### [PROBLEMS]
1. Please answer these from the article on pension funds and infrastructure:
(a) Which three kinds of projects does the article give as examples of infrastructure?
(b) Which two types of commercial real estate is such investment compared to?
(c) Over what investment horizon does the article say almost anything can happen?
2. Carry on the article about pension funds investing in infrastructure, picking up after its final sentence.
═════ READING TEXT
By Ian Pollock Business reporter, BBC News
The idea that pension schemes might invest some of their money in
infrastructure projects, such as building roads, railways, or schools, is not
new.
It has become a bit more common in the past decade or so to invest in what we
used to call public works.
In that time pension funds, which control billions pounds of money on behalf of
their members, have been looking for new areas into which to invest.
The attractions of doing so are fairly obvious. You have a tangible asset -
something you can see and feel.
And on the face of it, it should offer you some sort of fairly steady return,
especially if it generates cash from paying customers. It might even be for the
public good, which is always comforting.
Examples might be drivers paying road tolls on a motorway, train operating
companies paying for the use of a new stretch of high-speed railway, or
airlines paying for the use of a new airport or runway.
The pension fund or funds own the asset, charge for its use, and collect the
money.
Such projects can be either for the benefit of a government, or just private
sector companies.
Risks
Economically it should not be much different from owning some commercial real
estate, like a shopping mall or a retail park, where the fund owns the stores
and collects rent from the shop owners.
What could go wrong? Well, quite a lot of things.
Firstly, there is construction risk.
It is very hard to ensure that a large construction project is built to the
original time and cost.
And operating a big project for many years also carries a risk.
What if people stop using it, or your customers go bust, or refurbishing it
costs far more than you thought?
What would happen if you simply managed the asset badly?
Frankly, almost anything can happen over a 20-30 year investment horizon.
This is probably where the government hopes to step in, with some sort of
guarantee, so that pension funds are happy to invest their money.
══════════
═════ RECORD SET
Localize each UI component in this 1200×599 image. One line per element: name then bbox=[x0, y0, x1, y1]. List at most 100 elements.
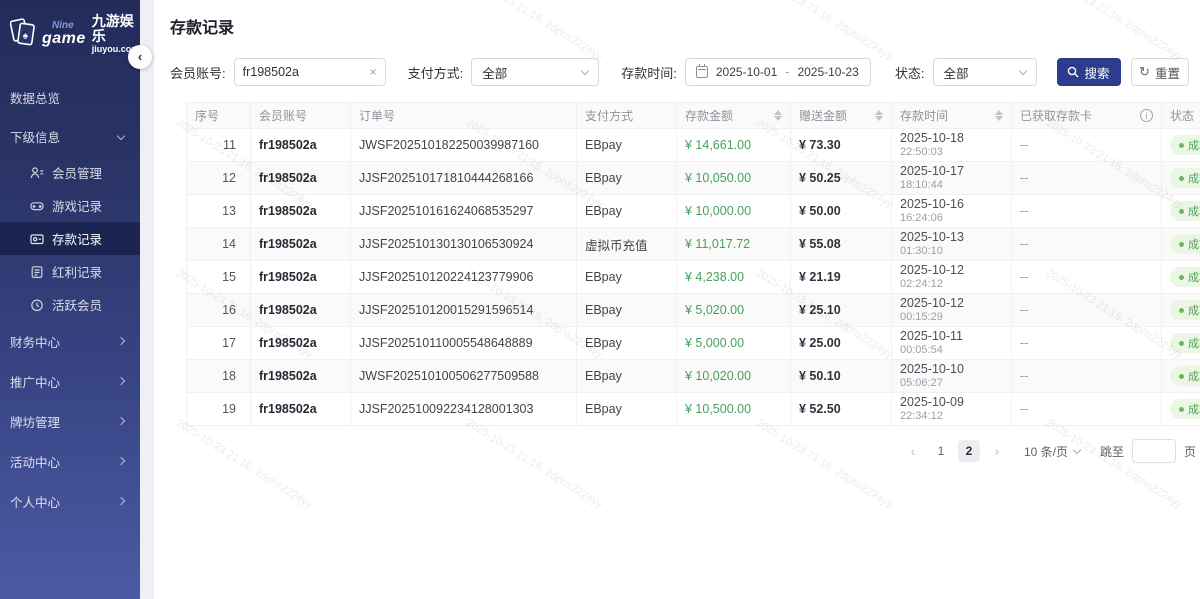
sidebar-nav: 数据总览 下级信息 会员管理 游戏记录 bbox=[0, 78, 140, 521]
sidebar-item-subordinate-info[interactable]: 下级信息 bbox=[0, 116, 140, 156]
info-icon[interactable]: i bbox=[1140, 109, 1153, 122]
sidebar-item-active-members[interactable]: 活跃会员 bbox=[0, 288, 140, 321]
cell-account: fr198502a bbox=[250, 161, 351, 195]
cell-account: fr198502a bbox=[250, 392, 351, 426]
sidebar-item-label: 红利记录 bbox=[52, 266, 103, 280]
sidebar-item-paifang-management[interactable]: 牌坊管理 bbox=[0, 401, 140, 441]
cell-bonus-amount: ¥ 25.10 bbox=[790, 293, 892, 327]
cell-bonus-amount: ¥ 25.00 bbox=[790, 326, 892, 360]
cell-order-no: JJSF202510092234128001303 bbox=[350, 392, 577, 426]
date-separator: - bbox=[785, 65, 790, 79]
cell-status: 成功 bbox=[1161, 326, 1200, 360]
date-start: 2025-10-01 bbox=[715, 65, 778, 79]
sidebar-item-data-overview[interactable]: 数据总览 bbox=[0, 78, 140, 116]
cell-seq: 16 bbox=[186, 293, 251, 327]
sidebar-item-label: 活跃会员 bbox=[52, 299, 103, 313]
cell-deposit-card: -- bbox=[1011, 227, 1162, 261]
table-row: 16 fr198502a JJSF202510120015291596514 E… bbox=[186, 293, 1200, 327]
status-select[interactable]: 全部 bbox=[932, 58, 1037, 86]
status-badge: 成功 bbox=[1170, 135, 1200, 155]
page-button-1[interactable]: 1 bbox=[937, 444, 945, 458]
cell-deposit-time: 2025-10-18 22:50:03 bbox=[891, 128, 1012, 162]
cell-seq: 11 bbox=[186, 128, 251, 162]
column-header-bonus-amount[interactable]: 赠送金额 bbox=[790, 102, 892, 129]
deposit-date-range-picker[interactable]: 2025-10-01 - 2025-10-23 bbox=[684, 58, 871, 86]
status-badge: 成功 bbox=[1170, 366, 1200, 386]
status-dot-icon bbox=[1179, 307, 1184, 313]
chevron-down-icon bbox=[116, 131, 126, 141]
sidebar-collapse-button[interactable]: ‹ bbox=[128, 45, 152, 69]
chevron-right-icon bbox=[116, 376, 126, 386]
cell-bonus-amount: ¥ 52.50 bbox=[790, 392, 892, 426]
cell-seq: 12 bbox=[186, 161, 251, 195]
cell-bonus-amount: ¥ 21.19 bbox=[790, 260, 892, 294]
sidebar-item-game-records[interactable]: 游戏记录 bbox=[0, 189, 140, 222]
sort-icon[interactable] bbox=[875, 110, 883, 121]
sidebar-item-finance-center[interactable]: 财务中心 bbox=[0, 321, 140, 361]
cell-account: fr198502a bbox=[250, 293, 351, 327]
account-search-field[interactable]: × bbox=[233, 58, 386, 86]
sidebar-item-label: 推广中心 bbox=[10, 375, 61, 390]
cell-bonus-amount: ¥ 50.00 bbox=[790, 194, 892, 228]
status-badge: 成功 bbox=[1170, 399, 1200, 419]
next-page-button[interactable]: › bbox=[994, 443, 1000, 459]
page-size-select[interactable]: 10 条/页 bbox=[1024, 443, 1082, 460]
table-row: 12 fr198502a JJSF202510171810444268166 E… bbox=[186, 161, 1200, 195]
sidebar: ♠ Nine game 九游娱乐 jiuyou.com ‹ 数据总览 下级信息 bbox=[0, 0, 152, 599]
cell-status: 成功 bbox=[1161, 128, 1200, 162]
cell-deposit-card: -- bbox=[1011, 359, 1162, 393]
column-header-deposit-card: 已获取存款卡 i bbox=[1011, 102, 1162, 129]
column-header-deposit-amount[interactable]: 存款金额 bbox=[676, 102, 791, 129]
sidebar-item-label: 财务中心 bbox=[10, 335, 61, 350]
cell-payment: EBpay bbox=[576, 260, 677, 294]
time-filter-label: 存款时间: bbox=[621, 65, 677, 81]
chevron-down-icon bbox=[581, 66, 590, 75]
jump-to-label: 跳至 bbox=[1099, 444, 1124, 459]
sidebar-item-personal-center[interactable]: 个人中心 bbox=[0, 481, 140, 521]
cell-deposit-amount: ¥ 11,017.72 bbox=[676, 227, 791, 261]
clear-icon[interactable]: × bbox=[369, 65, 377, 79]
sort-icon[interactable] bbox=[774, 110, 782, 121]
sort-icon[interactable] bbox=[995, 110, 1003, 121]
cell-deposit-amount: ¥ 5,000.00 bbox=[676, 326, 791, 360]
cell-deposit-amount: ¥ 10,020.00 bbox=[676, 359, 791, 393]
page-button-2[interactable]: 2 bbox=[957, 440, 980, 462]
column-header-payment: 支付方式 bbox=[576, 102, 677, 129]
cell-seq: 13 bbox=[186, 194, 251, 228]
cell-deposit-card: -- bbox=[1011, 260, 1162, 294]
search-button[interactable]: 搜索 bbox=[1056, 58, 1121, 86]
sidebar-item-member-management[interactable]: 会员管理 bbox=[0, 156, 140, 189]
payment-method-select[interactable]: 全部 bbox=[471, 58, 600, 86]
column-header-seq: 序号 bbox=[186, 102, 251, 129]
sidebar-item-activity-center[interactable]: 活动中心 bbox=[0, 441, 140, 481]
cell-bonus-amount: ¥ 55.08 bbox=[790, 227, 892, 261]
prev-page-button[interactable]: ‹ bbox=[910, 443, 916, 459]
column-header-deposit-time[interactable]: 存款时间 bbox=[891, 102, 1012, 129]
cell-account: fr198502a bbox=[250, 194, 351, 228]
cell-deposit-card: -- bbox=[1011, 392, 1162, 426]
cell-deposit-time: 2025-10-13 01:30:10 bbox=[891, 227, 1012, 261]
cell-payment: 虚拟币充值 bbox=[576, 227, 677, 261]
jump-to-page-input[interactable] bbox=[1131, 439, 1176, 463]
table-row: 11 fr198502a JWSF202510182250039987160 E… bbox=[186, 128, 1200, 162]
sidebar-item-label: 牌坊管理 bbox=[10, 415, 61, 430]
sidebar-item-deposit-records[interactable]: 存款记录 bbox=[0, 222, 140, 255]
cell-payment: EBpay bbox=[576, 128, 677, 162]
account-input[interactable] bbox=[242, 65, 353, 79]
sidebar-item-promotion-center[interactable]: 推广中心 bbox=[0, 361, 140, 401]
cell-account: fr198502a bbox=[250, 128, 351, 162]
pagination: ‹ 1 2 › 10 条/页 跳至 页 bbox=[170, 439, 1196, 463]
cell-seq: 19 bbox=[186, 392, 251, 426]
cell-account: fr198502a bbox=[250, 260, 351, 294]
cell-status: 成功 bbox=[1161, 359, 1200, 393]
cell-status: 成功 bbox=[1161, 293, 1200, 327]
cell-seq: 15 bbox=[186, 260, 251, 294]
logo-text-game: game bbox=[42, 30, 86, 48]
cell-deposit-card: -- bbox=[1011, 128, 1162, 162]
cell-bonus-amount: ¥ 73.30 bbox=[790, 128, 892, 162]
account-filter-label: 会员账号: bbox=[170, 65, 226, 81]
table-header-row: 序号 会员账号 订单号 支付方式 存款金额 赠送金额 存款时间 bbox=[186, 102, 1200, 129]
sidebar-item-bonus-records[interactable]: 红利记录 bbox=[0, 255, 140, 288]
reset-button[interactable]: ↻ 重置 bbox=[1130, 58, 1189, 86]
status-dot-icon bbox=[1179, 142, 1184, 148]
══════════
### [RESPONSE LIST]
1.
(a) Roads, railways, or schools.
(b) A shopping mall or a retail park.
(c) A 20-30 year investment horizon.

2.
Another important risk, from a pension fund's point of view, is that such
projects would be hard to sell.
In the investment jargon, they would be illiquid.
That would matter a lot if a pension fund wanted to sell its stake in a project
that was not generating the expected return, or wanted to cash in a paper
profit from a scheme that was doing very well.
PFI Mark 2?
There are no details available - the idea is, so far, just that: an idea. It
has not yet reached the level of a plan, let alone a detailed one that any
individual pension fund could consider in detail.
But if the government was able to eliminate some of the construction and
operating risk then it might take off.
One question is why the government should even bother? Why not just sell
inflation linked government bonds (gilts) to pension schemes and use the money
on normal government capital spending?
Putting together some sort of mechanism to facilitate pension scheme investment
in an infrastructure fund might let the government keep the cost off the
government's balance sheet and stop it inflating the government's debt.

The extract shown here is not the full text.